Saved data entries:
---

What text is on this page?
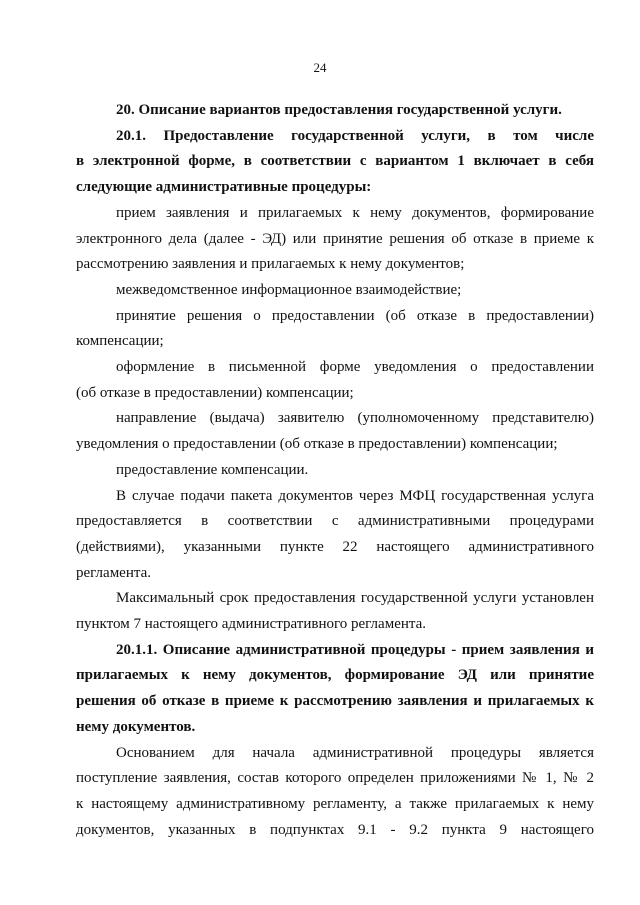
24

20. Описание вариантов предоставления государственной услуги.

20.1. Предоставление государственной услуги, в том числе

в электронной форме, в соответствии с вариантом 1 включает в себя

следующие административные процедуры:

прием заявления и прилагаемых к нему документов, формирование

электронного дела (далее - ЭД) или принятие решения об отказе в приеме к

рассмотрению заявления и прилагаемых к нему документов;

межведомственное информационное взаимодействие;

принятие решения о предоставлении (об отказе в предоставлении)

компенсации;

оформление в письменной форме уведомления о предоставлении

(об отказе в предоставлении) компенсации;

направление (выдача) заявителю (уполномоченному представителю)

уведомления о предоставлении (об отказе в предоставлении) компенсации;

предоставление компенсации.

В случае подачи пакета документов через МФЦ государственная услуга

предоставляется в соответствии с административными процедурами

(действиями), указанными пункте 22 настоящего административного

регламента.

Максимальный срок предоставления государственной услуги установлен

пунктом 7 настоящего административного регламента.

20.1.1. Описание административной процедуры - прием заявления и

прилагаемых к нему документов, формирование ЭД или принятие

решения об отказе в приеме к рассмотрению заявления и прилагаемых к

нему документов.

Основанием для начала административной процедуры является

поступление заявления, состав которого определен приложениями № 1, № 2

к настоящему административному регламенту, а также прилагаемых к нему

документов, указанных в подпунктах 9.1 - 9.2 пункта 9 настоящего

---

* [Objective]: Without the pictures, repeat all the records word for word.

* [Complete answer]:
What text is on this page?
24

20. Описание вариантов предоставления государственной услуги.

20.1. Предоставление государственной услуги, в том числе

в электронной форме, в соответствии с вариантом 1 включает в себя

следующие административные процедуры:

прием заявления и прилагаемых к нему документов, формирование

электронного дела (далее - ЭД) или принятие решения об отказе в приеме к

рассмотрению заявления и прилагаемых к нему документов;

межведомственное информационное взаимодействие;

принятие решения о предоставлении (об отказе в предоставлении)

компенсации;

оформление в письменной форме уведомления о предоставлении

(об отказе в предоставлении) компенсации;

направление (выдача) заявителю (уполномоченному представителю)

уведомления о предоставлении (об отказе в предоставлении) компенсации;

предоставление компенсации.

В случае подачи пакета документов через МФЦ государственная услуга

предоставляется в соответствии с административными процедурами

(действиями), указанными пункте 22 настоящего административного

регламента.

Максимальный срок предоставления государственной услуги установлен

пунктом 7 настоящего административного регламента.

20.1.1. Описание административной процедуры - прием заявления и

прилагаемых к нему документов, формирование ЭД или принятие

решения об отказе в приеме к рассмотрению заявления и прилагаемых к

нему документов.

Основанием для начала административной процедуры является

поступление заявления, состав которого определен приложениями № 1, № 2

к настоящему административному регламенту, а также прилагаемых к нему

документов, указанных в подпунктах 9.1 - 9.2 пункта 9 настоящего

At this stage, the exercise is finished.